▶ _Set task_: Collect all lines from the listing that include the string "major".

Collected data
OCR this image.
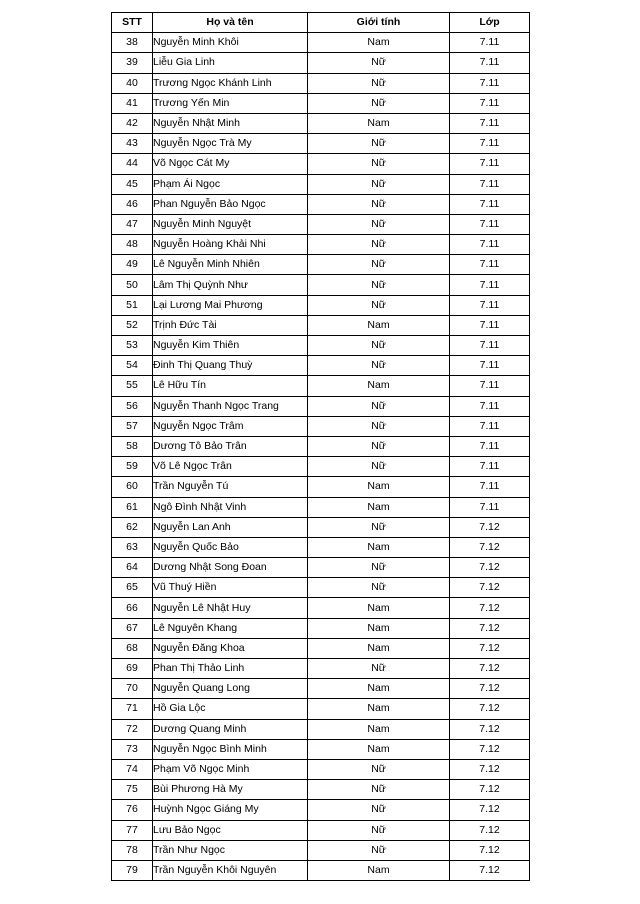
STT	Họ và tên	Giới tính	Lớp
38	Nguyễn Minh Khôi	Nam	7.11
39	Liễu Gia Linh	Nữ	7.11
40	Trương Ngọc Khánh Linh	Nữ	7.11
41	Trương Yến Min	Nữ	7.11
42	Nguyễn Nhật Minh	Nam	7.11
43	Nguyễn Ngọc Trà My	Nữ	7.11
44	Võ Ngọc Cát My	Nữ	7.11
45	Phạm Ái Ngọc	Nữ	7.11
46	Phan Nguyễn Bảo Ngọc	Nữ	7.11
47	Nguyễn Minh Nguyệt	Nữ	7.11
48	Nguyễn Hoàng Khải Nhi	Nữ	7.11
49	Lê Nguyễn Minh Nhiên	Nữ	7.11
50	Lâm Thị Quỳnh Như	Nữ	7.11
51	Lại Lương Mai Phương	Nữ	7.11
52	Trịnh Đức Tài	Nam	7.11
53	Nguyễn Kim Thiên	Nữ	7.11
54	Đinh Thị Quang Thuỳ	Nữ	7.11
55	Lê Hữu Tín	Nam	7.11
56	Nguyễn Thanh Ngọc Trang	Nữ	7.11
57	Nguyễn Ngọc Trâm	Nữ	7.11
58	Dương Tô Bảo Trân	Nữ	7.11
59	Võ Lê Ngọc Trân	Nữ	7.11
60	Trần Nguyễn Tú	Nam	7.11
61	Ngô Đình Nhật Vinh	Nam	7.11
62	Nguyễn Lan Anh	Nữ	7.12
63	Nguyễn Quốc Bảo	Nam	7.12
64	Dương Nhật Song Đoan	Nữ	7.12
65	Vũ Thuý Hiền	Nữ	7.12
66	Nguyễn Lê Nhật Huy	Nam	7.12
67	Lê Nguyên Khang	Nam	7.12
68	Nguyễn Đăng Khoa	Nam	7.12
69	Phan Thị Thảo Linh	Nữ	7.12
70	Nguyễn Quang Long	Nam	7.12
71	Hồ Gia Lộc	Nam	7.12
72	Dương Quang Minh	Nam	7.12
73	Nguyễn Ngọc Bình Minh	Nam	7.12
74	Phạm Võ Ngọc Minh	Nữ	7.12
75	Bùi Phương Hà My	Nữ	7.12
76	Huỳnh Ngọc Giáng My	Nữ	7.12
77	Lưu Bảo Ngọc	Nữ	7.12
78	Trần Như Ngọc	Nữ	7.12
79	Trần Nguyễn Khôi Nguyên	Nam	7.12
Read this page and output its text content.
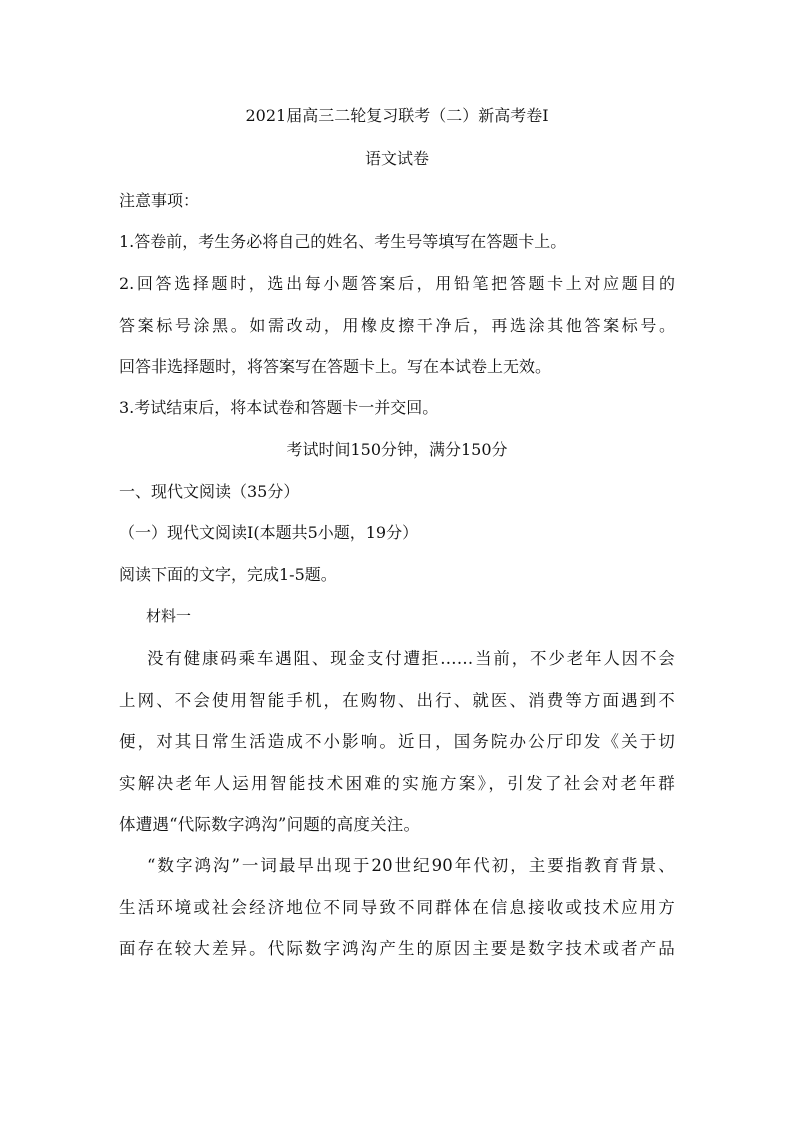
2021届高三二轮复习联考（二）新高考卷Ⅰ
语文试卷
注意事项：
1.答卷前，考生务必将自己的姓名、考生号等填写在答题卡上。
2.回答选择题时，选出每小题答案后，用铅笔把答题卡上对应题目的
答案标号涂黑。如需改动，用橡皮擦干净后，再选涂其他答案标号。
回答非选择题时，将答案写在答题卡上。写在本试卷上无效。
3.考试结束后，将本试卷和答题卡一并交回。
考试时间150分钟，满分150分
一、现代文阅读（35分）
（一）现代文阅读Ⅰ(本题共5小题，19分）
阅读下面的文字，完成1-5题。
材料一
没有健康码乘车遇阻、现金支付遭拒……当前，不少老年人因不会
上网、不会使用智能手机，在购物、出行、就医、消费等方面遇到不
便，对其日常生活造成不小影响。近日，国务院办公厅印发《关于切
实解决老年人运用智能技术困难的实施方案》，引发了社会对老年群
体遭遇“代际数字鸿沟”问题的高度关注。
“数字鸿沟”一词最早出现于20世纪90年代初，主要指教育背景、
生活环境或社会经济地位不同导致不同群体在信息接收或技术应用方
面存在较大差异。代际数字鸿沟产生的原因主要是数字技术或者产品
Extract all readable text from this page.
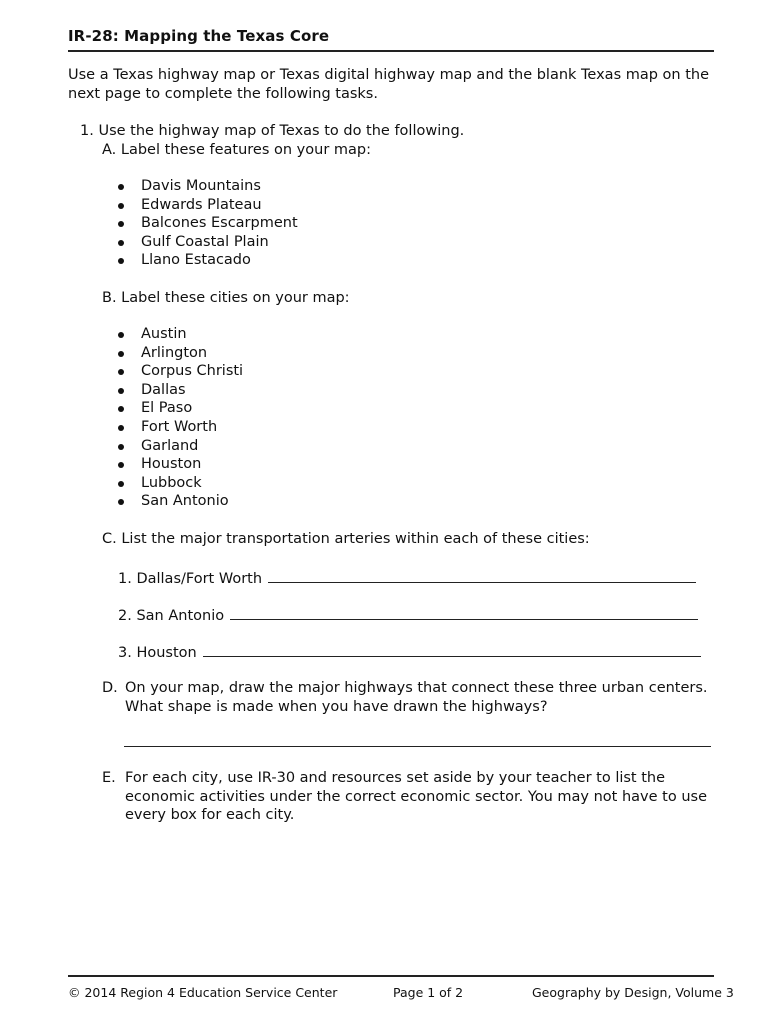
IR-28: Mapping the Texas Core
Use a Texas highway map or Texas digital highway map and the blank Texas map on the next page to complete the following tasks.
1. Use the highway map of Texas to do the following.
A. Label these features on your map:
Davis Mountains
Edwards Plateau
Balcones Escarpment
Gulf Coastal Plain
Llano Estacado
B. Label these cities on your map:
Austin
Arlington
Corpus Christi
Dallas
El Paso
Fort Worth
Garland
Houston
Lubbock
San Antonio
C. List the major transportation arteries within each of these cities:
1. Dallas/Fort Worth
2. San Antonio
3. Houston
D. On your map, draw the major highways that connect these three urban centers. What shape is made when you have drawn the highways?
E. For each city, use IR-30 and resources set aside by your teacher to list the economic activities under the correct economic sector. You may not have to use every box for each city.
© 2014 Region 4 Education Service Center	Page 1 of 2	Geography by Design, Volume 3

▶ _Exercise result_:
C. List the major transportation arteries within each of these cities:
D. On your map, draw the major highways that connect these three urban centers. What shape is made when you have drawn the highways?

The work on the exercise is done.